# start of LISTING
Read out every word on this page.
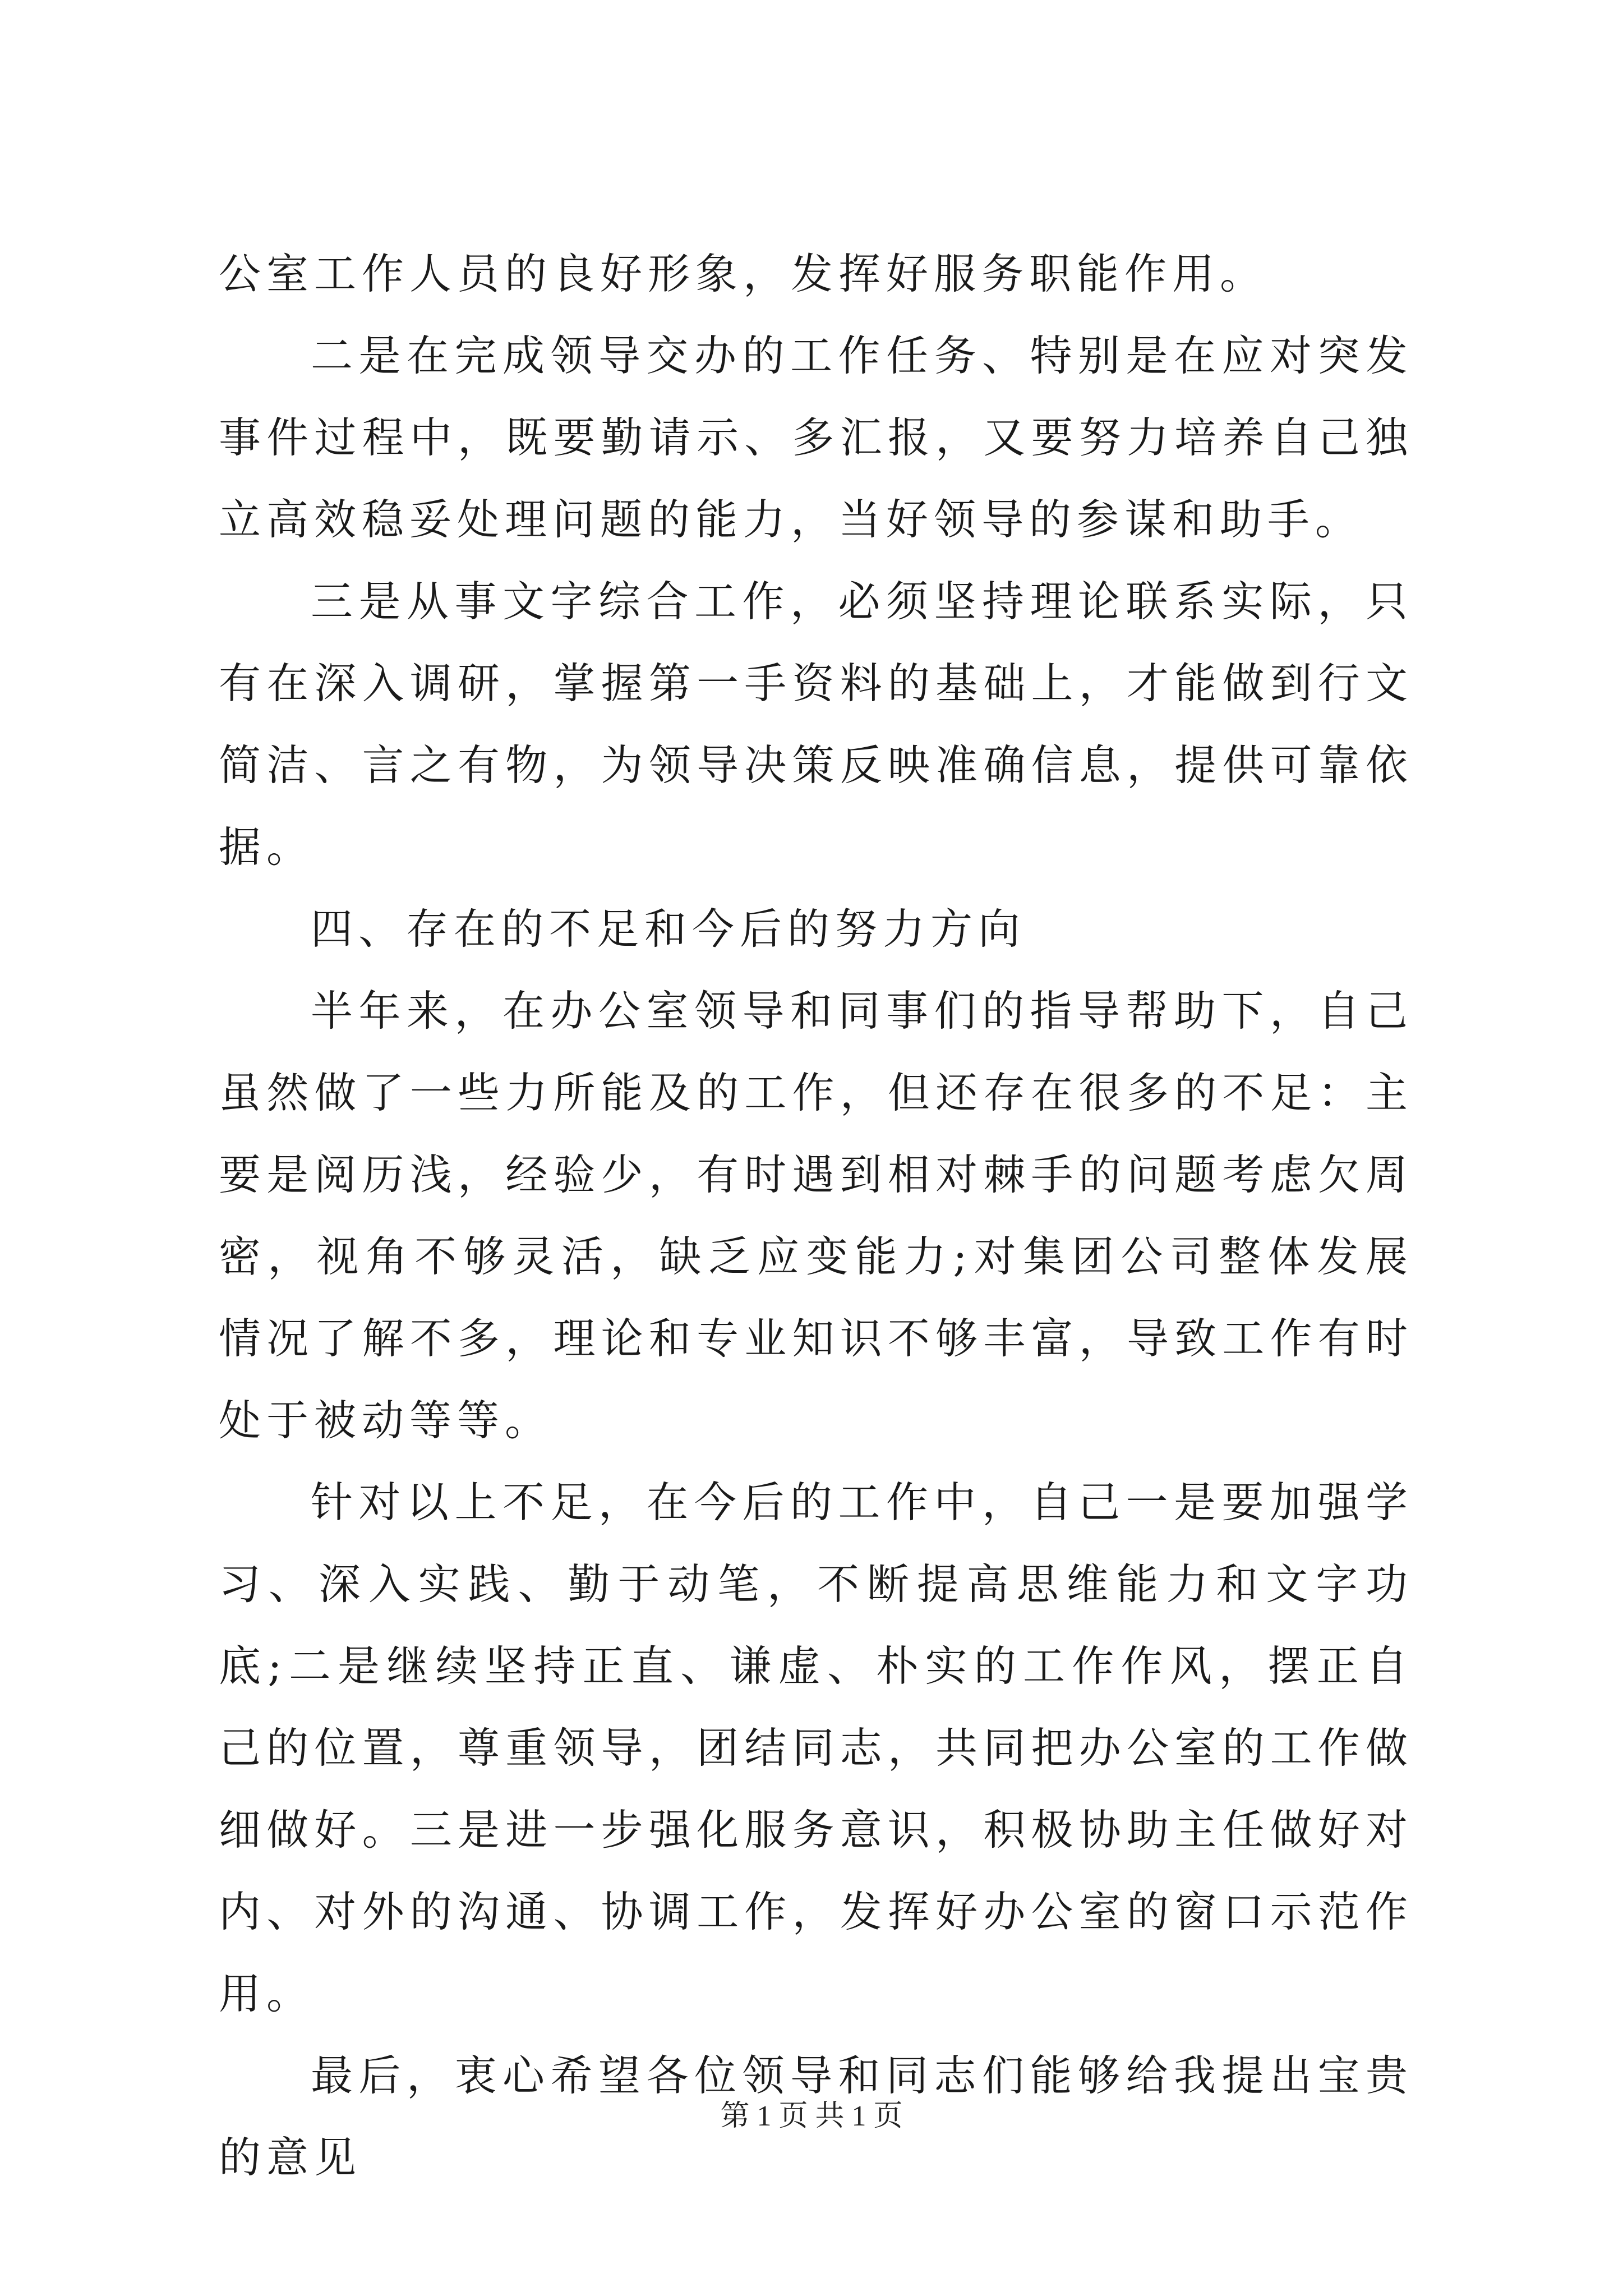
公室工作人员的良好形象，发挥好服务职能作用。

二是在完成领导交办的工作任务、特别是在应对突发事件过程中，既要勤请示、多汇报，又要努力培养自己独立高效稳妥处理问题的能力，当好领导的参谋和助手。

三是从事文字综合工作，必须坚持理论联系实际，只有在深入调研，掌握第一手资料的基础上，才能做到行文简洁、言之有物，为领导决策反映准确信息，提供可靠依据。

四、存在的不足和今后的努力方向

半年来，在办公室领导和同事们的指导帮助下，自己虽然做了一些力所能及的工作，但还存在很多的不足：主要是阅历浅，经验少，有时遇到相对棘手的问题考虑欠周密，视角不够灵活，缺乏应变能力;对集团公司整体发展情况了解不多，理论和专业知识不够丰富，导致工作有时处于被动等等。

针对以上不足，在今后的工作中，自己一是要加强学习、深入实践、勤于动笔，不断提高思维能力和文字功底;二是继续坚持正直、谦虚、朴实的工作作风，摆正自己的位置，尊重领导，团结同志，共同把办公室的工作做细做好。三是进一步强化服务意识，积极协助主任做好对内、对外的沟通、协调工作，发挥好办公室的窗口示范作用。

最后，衷心希望各位领导和同志们能够给我提出宝贵的意见

第 1 页 共 1 页
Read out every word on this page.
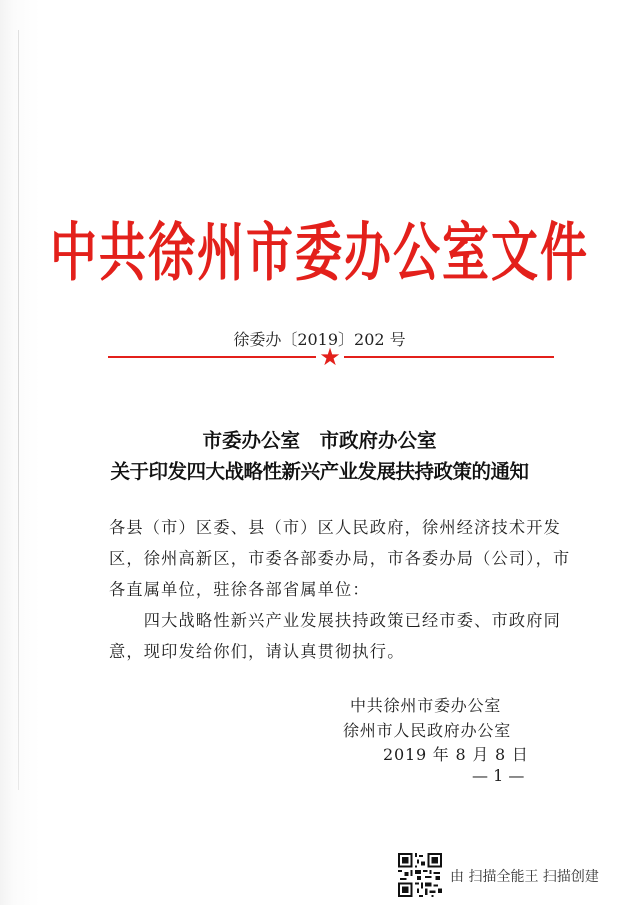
中共徐州市委办公室文件
徐委办〔2019〕202 号
★
市委办公室　市政府办公室
关于印发四大战略性新兴产业发展扶持政策的通知
各县（市）区委、县（市）区人民政府，徐州经济技术开发
区，徐州高新区，市委各部委办局，市各委办局（公司），市
各直属单位，驻徐各部省属单位：
　　四大战略性新兴产业发展扶持政策已经市委、市政府同
意，现印发给你们，请认真贯彻执行。
中共徐州市委办公室
徐州市人民政府办公室
2019 年 8 月 8 日
— 1 —
由 扫描全能王 扫描创建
# end of LISTING
• [YOUR TASK] Transcribe the records above exactly, leaving out every picture.

• [CORRECT RESPONSE]
Read out every word on this page.
公室工作人员的良好形象，发挥好服务职能作用。

二是在完成领导交办的工作任务、特别是在应对突发事件过程中，既要勤请示、多汇报，又要努力培养自己独立高效稳妥处理问题的能力，当好领导的参谋和助手。

三是从事文字综合工作，必须坚持理论联系实际，只有在深入调研，掌握第一手资料的基础上，才能做到行文简洁、言之有物，为领导决策反映准确信息，提供可靠依据。

四、存在的不足和今后的努力方向

半年来，在办公室领导和同事们的指导帮助下，自己虽然做了一些力所能及的工作，但还存在很多的不足：主要是阅历浅，经验少，有时遇到相对棘手的问题考虑欠周密，视角不够灵活，缺乏应变能力;对集团公司整体发展情况了解不多，理论和专业知识不够丰富，导致工作有时处于被动等等。

针对以上不足，在今后的工作中，自己一是要加强学习、深入实践、勤于动笔，不断提高思维能力和文字功底;二是继续坚持正直、谦虚、朴实的工作作风，摆正自己的位置，尊重领导，团结同志，共同把办公室的工作做细做好。三是进一步强化服务意识，积极协助主任做好对内、对外的沟通、协调工作，发挥好办公室的窗口示范作用。

最后，衷心希望各位领导和同志们能够给我提出宝贵的意见

第 1 页 共 1 页
Read out every word on this page.
中共徐州市委办公室文件
徐委办〔2019〕202 号
★
市委办公室　市政府办公室
关于印发四大战略性新兴产业发展扶持政策的通知
各县（市）区委、县（市）区人民政府，徐州经济技术开发
区，徐州高新区，市委各部委办局，市各委办局（公司），市
各直属单位，驻徐各部省属单位：
　　四大战略性新兴产业发展扶持政策已经市委、市政府同
意，现印发给你们，请认真贯彻执行。
中共徐州市委办公室
徐州市人民政府办公室
2019 年 8 月 8 日
— 1 —
由 扫描全能王 扫描创建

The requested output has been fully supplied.